--- TASK OBJECTIVE ---
Write out each line in which the string "this" is present.
==== DATA EXCERPTS
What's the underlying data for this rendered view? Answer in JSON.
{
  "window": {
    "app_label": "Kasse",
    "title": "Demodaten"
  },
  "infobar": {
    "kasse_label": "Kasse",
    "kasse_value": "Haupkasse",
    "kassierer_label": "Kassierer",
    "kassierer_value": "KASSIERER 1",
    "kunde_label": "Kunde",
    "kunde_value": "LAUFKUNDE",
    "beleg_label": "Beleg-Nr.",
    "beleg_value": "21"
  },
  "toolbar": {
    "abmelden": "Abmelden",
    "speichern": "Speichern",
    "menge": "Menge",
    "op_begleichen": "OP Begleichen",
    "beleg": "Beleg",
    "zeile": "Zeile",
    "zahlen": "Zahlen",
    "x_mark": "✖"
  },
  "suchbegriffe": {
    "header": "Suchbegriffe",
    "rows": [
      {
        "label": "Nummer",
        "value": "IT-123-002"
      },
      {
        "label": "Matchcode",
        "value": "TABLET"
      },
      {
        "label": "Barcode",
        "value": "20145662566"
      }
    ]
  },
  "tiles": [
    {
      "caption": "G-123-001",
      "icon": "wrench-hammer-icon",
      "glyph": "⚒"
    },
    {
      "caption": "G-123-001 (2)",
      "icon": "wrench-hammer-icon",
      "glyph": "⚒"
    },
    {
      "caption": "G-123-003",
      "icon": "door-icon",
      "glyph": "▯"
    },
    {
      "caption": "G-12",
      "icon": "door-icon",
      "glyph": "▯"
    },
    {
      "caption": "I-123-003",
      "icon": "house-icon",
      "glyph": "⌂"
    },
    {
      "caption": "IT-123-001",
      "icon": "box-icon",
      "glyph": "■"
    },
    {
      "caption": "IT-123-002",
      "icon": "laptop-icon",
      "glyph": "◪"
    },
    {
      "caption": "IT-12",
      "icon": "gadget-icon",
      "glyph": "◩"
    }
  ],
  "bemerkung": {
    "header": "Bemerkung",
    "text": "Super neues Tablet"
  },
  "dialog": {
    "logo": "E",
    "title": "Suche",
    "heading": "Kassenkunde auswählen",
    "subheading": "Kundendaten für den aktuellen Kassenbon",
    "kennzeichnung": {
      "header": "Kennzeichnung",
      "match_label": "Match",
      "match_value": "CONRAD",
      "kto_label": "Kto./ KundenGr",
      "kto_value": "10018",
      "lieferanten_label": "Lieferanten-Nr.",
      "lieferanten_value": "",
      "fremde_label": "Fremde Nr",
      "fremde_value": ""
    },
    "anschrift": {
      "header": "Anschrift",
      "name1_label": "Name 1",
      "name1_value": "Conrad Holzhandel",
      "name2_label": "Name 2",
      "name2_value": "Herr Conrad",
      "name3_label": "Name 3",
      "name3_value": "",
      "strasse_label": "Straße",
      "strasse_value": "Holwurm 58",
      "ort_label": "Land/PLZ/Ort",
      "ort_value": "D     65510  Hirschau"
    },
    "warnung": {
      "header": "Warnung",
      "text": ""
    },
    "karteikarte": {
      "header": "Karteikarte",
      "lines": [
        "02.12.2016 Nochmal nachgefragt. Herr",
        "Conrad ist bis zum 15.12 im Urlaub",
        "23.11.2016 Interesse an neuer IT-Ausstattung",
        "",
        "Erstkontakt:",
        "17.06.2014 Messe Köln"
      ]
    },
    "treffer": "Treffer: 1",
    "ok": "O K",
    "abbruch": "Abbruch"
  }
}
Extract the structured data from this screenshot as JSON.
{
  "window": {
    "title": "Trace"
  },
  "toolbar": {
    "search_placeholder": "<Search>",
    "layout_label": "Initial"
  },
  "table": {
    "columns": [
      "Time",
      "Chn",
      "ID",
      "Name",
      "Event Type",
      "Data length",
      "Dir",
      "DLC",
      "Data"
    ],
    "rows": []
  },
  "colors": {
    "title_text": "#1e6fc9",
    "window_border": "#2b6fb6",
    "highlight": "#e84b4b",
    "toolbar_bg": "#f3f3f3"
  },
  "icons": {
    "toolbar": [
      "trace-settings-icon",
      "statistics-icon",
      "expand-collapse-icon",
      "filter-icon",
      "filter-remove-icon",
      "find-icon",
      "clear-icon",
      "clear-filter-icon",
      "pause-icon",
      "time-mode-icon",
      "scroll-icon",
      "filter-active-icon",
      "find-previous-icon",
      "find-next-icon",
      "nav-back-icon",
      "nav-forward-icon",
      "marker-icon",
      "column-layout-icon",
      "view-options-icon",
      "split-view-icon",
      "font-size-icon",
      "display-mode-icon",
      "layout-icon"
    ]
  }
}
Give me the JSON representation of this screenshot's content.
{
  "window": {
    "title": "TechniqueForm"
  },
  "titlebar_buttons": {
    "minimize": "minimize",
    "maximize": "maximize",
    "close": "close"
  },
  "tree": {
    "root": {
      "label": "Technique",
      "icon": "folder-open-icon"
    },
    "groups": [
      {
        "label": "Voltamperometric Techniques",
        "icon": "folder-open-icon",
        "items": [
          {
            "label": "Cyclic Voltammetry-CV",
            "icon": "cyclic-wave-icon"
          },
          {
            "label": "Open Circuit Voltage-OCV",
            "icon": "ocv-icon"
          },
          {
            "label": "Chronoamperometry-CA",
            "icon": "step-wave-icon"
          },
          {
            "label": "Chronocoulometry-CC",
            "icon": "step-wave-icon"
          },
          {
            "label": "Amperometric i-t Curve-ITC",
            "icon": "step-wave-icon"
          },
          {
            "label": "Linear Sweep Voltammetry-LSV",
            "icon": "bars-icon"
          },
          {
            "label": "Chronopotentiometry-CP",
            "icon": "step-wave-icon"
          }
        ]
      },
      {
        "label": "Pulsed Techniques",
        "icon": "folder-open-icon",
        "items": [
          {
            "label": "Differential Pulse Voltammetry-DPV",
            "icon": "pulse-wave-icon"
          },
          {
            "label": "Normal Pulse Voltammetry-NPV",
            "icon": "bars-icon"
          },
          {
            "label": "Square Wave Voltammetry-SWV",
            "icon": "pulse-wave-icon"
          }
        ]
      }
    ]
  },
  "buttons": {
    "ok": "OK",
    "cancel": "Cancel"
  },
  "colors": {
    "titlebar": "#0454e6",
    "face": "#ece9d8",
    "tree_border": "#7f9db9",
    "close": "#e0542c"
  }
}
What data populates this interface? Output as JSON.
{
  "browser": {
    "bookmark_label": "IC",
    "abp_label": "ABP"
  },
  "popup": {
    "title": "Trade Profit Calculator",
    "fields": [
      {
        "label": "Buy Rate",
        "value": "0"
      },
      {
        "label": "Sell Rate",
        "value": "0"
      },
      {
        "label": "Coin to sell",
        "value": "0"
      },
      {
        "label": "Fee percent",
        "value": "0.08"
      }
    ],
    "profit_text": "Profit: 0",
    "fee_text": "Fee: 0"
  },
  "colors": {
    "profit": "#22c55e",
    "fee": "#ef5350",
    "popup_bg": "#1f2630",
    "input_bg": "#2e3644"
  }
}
========
--- OUTPUT BELOW ---
What's the underlying data for this rendered view? Answer in JSON.
Extract the structured data from this screenshot as JSON.
Give me the JSON representation of this screenshot's content.
What data populates this interface? Output as JSON.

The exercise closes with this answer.